**DATASET EXCERPTS**
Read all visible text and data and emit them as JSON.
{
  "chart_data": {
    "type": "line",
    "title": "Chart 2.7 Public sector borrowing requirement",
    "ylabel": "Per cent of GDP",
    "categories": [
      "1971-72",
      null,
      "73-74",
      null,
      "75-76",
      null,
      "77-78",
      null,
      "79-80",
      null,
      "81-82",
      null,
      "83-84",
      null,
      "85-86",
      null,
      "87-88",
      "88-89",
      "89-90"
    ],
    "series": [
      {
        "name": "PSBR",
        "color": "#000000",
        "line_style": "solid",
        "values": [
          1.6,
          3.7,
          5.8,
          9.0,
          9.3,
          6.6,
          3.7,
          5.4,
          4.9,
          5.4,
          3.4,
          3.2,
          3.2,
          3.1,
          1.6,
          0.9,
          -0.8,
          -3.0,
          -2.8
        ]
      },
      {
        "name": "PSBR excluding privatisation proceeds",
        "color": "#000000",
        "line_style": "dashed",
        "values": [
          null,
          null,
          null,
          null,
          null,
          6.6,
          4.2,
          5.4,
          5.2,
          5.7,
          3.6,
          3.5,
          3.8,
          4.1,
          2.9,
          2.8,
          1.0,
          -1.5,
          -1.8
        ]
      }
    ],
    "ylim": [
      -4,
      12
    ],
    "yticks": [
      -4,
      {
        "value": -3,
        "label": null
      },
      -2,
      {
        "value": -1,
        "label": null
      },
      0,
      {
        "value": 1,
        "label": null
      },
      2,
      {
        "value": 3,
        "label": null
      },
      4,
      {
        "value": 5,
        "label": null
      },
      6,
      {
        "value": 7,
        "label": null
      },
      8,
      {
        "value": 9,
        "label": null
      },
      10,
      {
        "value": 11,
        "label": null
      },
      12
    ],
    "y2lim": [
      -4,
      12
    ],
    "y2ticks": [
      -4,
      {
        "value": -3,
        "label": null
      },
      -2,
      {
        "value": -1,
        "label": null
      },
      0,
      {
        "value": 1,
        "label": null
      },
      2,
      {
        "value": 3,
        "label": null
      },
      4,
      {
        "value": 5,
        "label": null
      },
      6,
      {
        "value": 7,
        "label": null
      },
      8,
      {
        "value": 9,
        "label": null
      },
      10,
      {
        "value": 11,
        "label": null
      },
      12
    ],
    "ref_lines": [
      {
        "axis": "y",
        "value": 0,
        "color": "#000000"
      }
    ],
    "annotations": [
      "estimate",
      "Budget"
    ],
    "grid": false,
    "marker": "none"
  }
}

**THE TASK**
Identify every line above with the string "PSBR" in it. Copy those lines.

**SOLUTION TO THIS TASK**
        "name": "PSBR",
        "name": "PSBR excluding privatisation proceeds",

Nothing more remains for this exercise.